# START OF RECORDS TO USE
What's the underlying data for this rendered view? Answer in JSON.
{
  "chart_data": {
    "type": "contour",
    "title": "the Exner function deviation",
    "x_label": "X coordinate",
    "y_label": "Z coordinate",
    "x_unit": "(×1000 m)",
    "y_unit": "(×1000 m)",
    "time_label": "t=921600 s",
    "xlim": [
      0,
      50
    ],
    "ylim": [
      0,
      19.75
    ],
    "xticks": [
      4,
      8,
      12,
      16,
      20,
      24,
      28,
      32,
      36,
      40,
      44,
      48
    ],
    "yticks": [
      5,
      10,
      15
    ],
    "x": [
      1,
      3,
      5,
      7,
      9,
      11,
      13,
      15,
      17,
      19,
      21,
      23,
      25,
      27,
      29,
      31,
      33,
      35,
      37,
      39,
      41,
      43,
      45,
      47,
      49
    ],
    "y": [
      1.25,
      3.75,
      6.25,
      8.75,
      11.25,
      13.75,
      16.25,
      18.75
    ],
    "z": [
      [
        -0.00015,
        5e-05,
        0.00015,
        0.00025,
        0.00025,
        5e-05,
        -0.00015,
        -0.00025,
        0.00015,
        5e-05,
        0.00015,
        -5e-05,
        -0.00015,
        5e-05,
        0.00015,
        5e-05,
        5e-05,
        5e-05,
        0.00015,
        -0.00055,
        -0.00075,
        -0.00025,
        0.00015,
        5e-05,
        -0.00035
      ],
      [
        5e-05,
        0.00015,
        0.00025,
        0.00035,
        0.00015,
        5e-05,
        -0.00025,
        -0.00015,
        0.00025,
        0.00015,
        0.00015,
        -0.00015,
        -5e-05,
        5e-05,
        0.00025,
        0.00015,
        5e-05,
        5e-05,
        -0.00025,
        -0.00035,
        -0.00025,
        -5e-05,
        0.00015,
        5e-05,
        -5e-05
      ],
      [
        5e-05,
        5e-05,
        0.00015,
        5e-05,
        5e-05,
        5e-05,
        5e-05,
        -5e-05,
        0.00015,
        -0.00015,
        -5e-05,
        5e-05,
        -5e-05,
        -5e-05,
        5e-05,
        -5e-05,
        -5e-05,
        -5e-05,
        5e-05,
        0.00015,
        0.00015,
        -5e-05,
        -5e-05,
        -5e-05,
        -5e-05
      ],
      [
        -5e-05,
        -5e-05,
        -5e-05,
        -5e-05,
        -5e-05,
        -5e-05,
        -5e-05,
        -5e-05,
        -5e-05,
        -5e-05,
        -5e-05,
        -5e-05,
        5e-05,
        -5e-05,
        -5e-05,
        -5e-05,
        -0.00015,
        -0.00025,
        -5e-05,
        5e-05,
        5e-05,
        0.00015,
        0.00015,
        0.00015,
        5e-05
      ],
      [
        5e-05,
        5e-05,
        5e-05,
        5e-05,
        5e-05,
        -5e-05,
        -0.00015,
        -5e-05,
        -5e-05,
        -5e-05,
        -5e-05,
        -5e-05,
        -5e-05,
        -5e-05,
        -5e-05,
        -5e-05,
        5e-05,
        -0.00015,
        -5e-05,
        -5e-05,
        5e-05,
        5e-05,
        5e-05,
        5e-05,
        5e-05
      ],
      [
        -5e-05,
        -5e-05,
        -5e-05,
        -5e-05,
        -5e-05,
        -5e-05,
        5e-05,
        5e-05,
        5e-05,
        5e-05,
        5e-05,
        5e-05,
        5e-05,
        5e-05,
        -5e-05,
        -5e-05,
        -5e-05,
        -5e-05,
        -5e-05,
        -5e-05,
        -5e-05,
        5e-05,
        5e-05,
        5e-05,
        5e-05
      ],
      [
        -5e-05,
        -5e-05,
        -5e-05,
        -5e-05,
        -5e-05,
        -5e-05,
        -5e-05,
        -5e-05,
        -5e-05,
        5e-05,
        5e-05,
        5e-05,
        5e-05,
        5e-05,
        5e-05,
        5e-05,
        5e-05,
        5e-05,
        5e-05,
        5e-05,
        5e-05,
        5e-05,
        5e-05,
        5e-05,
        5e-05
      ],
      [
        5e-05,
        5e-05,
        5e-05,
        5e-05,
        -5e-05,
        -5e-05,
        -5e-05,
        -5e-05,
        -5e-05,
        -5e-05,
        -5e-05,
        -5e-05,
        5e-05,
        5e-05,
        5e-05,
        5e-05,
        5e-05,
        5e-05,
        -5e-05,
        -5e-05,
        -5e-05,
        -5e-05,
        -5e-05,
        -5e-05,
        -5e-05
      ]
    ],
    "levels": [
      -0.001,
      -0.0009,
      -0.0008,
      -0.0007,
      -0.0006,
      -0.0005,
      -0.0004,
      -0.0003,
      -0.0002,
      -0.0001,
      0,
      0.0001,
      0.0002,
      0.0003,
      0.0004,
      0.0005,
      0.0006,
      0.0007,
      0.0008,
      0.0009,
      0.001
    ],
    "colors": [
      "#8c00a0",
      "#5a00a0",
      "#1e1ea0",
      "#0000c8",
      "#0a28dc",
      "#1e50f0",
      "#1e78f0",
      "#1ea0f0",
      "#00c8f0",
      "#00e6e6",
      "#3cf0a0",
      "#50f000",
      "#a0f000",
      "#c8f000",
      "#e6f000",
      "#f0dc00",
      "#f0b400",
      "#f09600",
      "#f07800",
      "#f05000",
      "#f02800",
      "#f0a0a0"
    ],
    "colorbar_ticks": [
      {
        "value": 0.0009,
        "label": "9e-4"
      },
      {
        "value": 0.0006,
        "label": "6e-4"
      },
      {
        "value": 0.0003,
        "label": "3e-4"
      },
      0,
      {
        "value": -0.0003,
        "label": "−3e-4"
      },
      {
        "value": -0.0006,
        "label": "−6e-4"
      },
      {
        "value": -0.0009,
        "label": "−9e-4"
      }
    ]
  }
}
# END OF RECORDS TO USE
DIRECTION: Which lines hold the string "value"? Copy all of them from the data above.

SOLUTION TO THIS PROBLEM:
        "value": 0.0009,
        "value": 0.0006,
        "value": 0.0003,
        "value": -0.0003,
        "value": -0.0006,
        "value": -0.0009,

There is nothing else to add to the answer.